What the task requires >>
Take every line that has the string "WIND" and copy it out.

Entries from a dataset
- - - - - - -

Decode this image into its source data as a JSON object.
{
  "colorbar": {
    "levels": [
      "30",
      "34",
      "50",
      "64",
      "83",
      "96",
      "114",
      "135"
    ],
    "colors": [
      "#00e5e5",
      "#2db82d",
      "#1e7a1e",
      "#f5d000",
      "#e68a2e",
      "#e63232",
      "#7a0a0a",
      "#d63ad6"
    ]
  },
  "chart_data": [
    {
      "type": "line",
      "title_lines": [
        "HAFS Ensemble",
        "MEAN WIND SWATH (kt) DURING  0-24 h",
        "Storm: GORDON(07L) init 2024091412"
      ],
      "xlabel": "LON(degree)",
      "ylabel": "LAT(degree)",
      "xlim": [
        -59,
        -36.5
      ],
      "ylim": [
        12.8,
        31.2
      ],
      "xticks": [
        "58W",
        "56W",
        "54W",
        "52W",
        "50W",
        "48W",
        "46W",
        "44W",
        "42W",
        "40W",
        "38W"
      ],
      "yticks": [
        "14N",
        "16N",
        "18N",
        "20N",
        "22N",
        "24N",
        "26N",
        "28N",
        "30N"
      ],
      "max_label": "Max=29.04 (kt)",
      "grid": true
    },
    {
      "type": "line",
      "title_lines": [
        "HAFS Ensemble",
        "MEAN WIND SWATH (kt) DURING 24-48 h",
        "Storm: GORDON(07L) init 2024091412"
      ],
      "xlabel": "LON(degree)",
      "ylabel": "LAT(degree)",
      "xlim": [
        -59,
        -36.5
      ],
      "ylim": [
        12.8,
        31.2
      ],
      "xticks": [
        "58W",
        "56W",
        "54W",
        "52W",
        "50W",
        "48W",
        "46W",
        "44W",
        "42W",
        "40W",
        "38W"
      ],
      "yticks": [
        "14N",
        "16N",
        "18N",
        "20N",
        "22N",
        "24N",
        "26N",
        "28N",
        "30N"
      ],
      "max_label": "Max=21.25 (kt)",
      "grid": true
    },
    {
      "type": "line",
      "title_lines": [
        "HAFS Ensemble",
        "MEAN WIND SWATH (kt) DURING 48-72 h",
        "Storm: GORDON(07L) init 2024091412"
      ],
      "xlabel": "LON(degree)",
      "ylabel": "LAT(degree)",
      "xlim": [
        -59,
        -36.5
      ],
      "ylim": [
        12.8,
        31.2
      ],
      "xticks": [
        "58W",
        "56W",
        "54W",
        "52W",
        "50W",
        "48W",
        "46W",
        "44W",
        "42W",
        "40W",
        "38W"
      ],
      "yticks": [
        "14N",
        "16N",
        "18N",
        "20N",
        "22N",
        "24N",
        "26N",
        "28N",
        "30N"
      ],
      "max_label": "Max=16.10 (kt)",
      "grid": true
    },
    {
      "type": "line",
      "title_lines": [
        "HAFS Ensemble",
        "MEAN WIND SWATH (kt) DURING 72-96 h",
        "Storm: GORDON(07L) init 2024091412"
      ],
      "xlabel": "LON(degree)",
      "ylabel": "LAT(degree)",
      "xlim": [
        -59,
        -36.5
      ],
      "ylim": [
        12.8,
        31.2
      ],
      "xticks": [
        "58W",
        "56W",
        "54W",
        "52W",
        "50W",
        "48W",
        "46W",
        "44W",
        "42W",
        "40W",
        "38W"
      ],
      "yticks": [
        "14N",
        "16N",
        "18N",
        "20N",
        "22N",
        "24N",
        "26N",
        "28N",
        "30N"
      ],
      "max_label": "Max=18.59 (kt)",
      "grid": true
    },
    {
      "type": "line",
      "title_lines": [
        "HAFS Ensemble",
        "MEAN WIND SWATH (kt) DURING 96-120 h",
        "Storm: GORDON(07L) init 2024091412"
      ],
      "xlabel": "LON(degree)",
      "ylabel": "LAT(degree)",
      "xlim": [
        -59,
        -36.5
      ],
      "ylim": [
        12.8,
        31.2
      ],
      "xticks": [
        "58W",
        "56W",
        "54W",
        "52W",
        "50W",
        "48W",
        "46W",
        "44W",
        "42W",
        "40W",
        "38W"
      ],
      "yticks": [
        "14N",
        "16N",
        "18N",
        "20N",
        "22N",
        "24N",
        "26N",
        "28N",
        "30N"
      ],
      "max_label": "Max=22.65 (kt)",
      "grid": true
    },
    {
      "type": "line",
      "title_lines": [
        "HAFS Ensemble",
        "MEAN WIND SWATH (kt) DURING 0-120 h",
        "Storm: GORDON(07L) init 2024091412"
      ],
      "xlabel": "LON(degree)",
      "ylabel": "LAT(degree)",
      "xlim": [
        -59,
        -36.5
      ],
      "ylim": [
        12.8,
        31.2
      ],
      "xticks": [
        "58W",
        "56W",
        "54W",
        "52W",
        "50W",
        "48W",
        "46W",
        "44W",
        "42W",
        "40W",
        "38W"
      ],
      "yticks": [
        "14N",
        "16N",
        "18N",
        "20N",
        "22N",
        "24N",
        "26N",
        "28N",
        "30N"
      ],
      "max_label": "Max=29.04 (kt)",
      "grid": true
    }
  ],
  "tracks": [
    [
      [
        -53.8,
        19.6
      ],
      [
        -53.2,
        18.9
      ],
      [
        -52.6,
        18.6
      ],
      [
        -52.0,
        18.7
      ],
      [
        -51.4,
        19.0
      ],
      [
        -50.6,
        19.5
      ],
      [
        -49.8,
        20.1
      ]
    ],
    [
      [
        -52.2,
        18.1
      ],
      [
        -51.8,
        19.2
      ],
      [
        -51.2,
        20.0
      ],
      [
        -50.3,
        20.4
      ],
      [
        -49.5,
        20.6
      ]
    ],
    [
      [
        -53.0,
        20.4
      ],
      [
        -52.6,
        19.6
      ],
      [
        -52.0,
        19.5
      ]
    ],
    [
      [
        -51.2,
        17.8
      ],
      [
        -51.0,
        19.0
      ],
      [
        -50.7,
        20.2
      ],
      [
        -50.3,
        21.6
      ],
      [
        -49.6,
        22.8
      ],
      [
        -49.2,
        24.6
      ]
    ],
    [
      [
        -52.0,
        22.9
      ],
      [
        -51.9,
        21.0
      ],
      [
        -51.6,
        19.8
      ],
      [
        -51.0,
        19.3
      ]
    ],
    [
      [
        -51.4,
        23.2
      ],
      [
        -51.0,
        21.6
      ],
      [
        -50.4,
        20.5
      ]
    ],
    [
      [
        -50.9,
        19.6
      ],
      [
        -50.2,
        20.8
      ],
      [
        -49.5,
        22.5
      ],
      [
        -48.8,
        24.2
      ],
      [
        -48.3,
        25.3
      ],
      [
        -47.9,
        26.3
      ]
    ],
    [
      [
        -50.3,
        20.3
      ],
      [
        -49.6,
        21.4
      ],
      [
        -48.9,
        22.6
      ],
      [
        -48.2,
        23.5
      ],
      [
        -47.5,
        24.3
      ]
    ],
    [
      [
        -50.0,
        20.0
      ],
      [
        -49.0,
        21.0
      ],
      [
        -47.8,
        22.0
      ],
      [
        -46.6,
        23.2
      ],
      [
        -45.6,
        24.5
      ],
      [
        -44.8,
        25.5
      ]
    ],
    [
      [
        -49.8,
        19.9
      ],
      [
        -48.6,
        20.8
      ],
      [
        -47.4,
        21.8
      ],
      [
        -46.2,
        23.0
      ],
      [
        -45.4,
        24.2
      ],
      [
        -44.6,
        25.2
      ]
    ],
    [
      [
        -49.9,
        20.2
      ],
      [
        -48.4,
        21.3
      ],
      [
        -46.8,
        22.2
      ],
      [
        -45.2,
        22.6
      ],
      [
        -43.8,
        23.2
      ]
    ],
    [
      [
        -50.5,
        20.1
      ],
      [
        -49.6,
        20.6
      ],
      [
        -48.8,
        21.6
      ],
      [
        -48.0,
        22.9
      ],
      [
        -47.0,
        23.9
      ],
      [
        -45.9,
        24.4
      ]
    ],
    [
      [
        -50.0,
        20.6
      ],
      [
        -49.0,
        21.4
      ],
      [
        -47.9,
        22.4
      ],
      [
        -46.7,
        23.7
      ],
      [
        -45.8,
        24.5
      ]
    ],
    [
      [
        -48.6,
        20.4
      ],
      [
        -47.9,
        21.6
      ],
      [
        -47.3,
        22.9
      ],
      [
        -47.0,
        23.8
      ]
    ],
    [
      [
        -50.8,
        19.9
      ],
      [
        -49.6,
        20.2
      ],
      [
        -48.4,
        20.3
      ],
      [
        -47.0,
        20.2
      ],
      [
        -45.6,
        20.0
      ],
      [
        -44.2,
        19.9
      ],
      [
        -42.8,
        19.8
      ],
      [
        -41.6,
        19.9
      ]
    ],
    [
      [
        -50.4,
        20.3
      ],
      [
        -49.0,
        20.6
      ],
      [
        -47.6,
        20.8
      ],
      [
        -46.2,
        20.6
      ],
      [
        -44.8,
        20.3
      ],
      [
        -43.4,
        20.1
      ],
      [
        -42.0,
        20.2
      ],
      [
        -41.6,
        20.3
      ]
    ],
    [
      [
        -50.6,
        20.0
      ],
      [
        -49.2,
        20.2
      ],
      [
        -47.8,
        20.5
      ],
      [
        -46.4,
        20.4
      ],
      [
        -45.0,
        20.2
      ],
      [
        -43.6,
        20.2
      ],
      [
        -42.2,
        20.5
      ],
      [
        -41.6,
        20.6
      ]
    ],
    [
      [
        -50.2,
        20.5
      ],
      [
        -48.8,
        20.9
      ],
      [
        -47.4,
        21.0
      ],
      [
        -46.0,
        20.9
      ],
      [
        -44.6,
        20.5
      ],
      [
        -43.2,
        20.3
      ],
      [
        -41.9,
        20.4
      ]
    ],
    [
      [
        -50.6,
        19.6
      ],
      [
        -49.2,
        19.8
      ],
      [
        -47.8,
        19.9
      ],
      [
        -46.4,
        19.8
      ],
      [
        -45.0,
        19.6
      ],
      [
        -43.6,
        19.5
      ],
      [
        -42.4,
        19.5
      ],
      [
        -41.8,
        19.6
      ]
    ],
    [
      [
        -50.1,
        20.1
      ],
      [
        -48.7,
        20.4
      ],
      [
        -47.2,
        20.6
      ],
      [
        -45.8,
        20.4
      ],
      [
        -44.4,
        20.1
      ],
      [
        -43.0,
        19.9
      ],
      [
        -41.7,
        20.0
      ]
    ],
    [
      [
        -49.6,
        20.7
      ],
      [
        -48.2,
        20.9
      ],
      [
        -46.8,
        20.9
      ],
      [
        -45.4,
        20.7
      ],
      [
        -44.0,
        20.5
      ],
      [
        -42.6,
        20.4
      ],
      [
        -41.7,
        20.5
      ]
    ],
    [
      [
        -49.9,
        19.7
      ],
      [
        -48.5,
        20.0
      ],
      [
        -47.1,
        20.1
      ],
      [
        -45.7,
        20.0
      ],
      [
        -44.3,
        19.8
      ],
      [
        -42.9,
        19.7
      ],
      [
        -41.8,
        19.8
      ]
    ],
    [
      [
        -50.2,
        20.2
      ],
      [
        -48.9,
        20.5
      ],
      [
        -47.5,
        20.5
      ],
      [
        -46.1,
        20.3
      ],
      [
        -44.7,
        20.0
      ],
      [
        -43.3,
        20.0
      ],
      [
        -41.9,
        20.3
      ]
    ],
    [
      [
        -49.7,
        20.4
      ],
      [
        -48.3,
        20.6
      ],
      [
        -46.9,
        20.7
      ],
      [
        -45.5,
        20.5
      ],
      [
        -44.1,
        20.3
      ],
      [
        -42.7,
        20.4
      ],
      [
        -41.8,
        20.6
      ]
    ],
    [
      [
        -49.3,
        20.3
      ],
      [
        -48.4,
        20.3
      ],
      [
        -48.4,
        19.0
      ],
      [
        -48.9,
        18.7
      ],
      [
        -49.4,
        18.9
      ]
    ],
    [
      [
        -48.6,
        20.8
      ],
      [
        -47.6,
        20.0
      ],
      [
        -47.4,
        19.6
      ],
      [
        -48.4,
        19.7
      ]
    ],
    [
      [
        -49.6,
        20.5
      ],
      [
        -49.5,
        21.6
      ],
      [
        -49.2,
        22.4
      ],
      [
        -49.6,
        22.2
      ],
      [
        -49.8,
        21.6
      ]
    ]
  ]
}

- - - - - - -

Written solution >>
        "MEAN WIND SWATH (kt) DURING  0-24 h",
        "MEAN WIND SWATH (kt) DURING 24-48 h",
        "MEAN WIND SWATH (kt) DURING 48-72 h",
        "MEAN WIND SWATH (kt) DURING 72-96 h",
        "MEAN WIND SWATH (kt) DURING 96-120 h",
        "MEAN WIND SWATH (kt) DURING 0-120 h",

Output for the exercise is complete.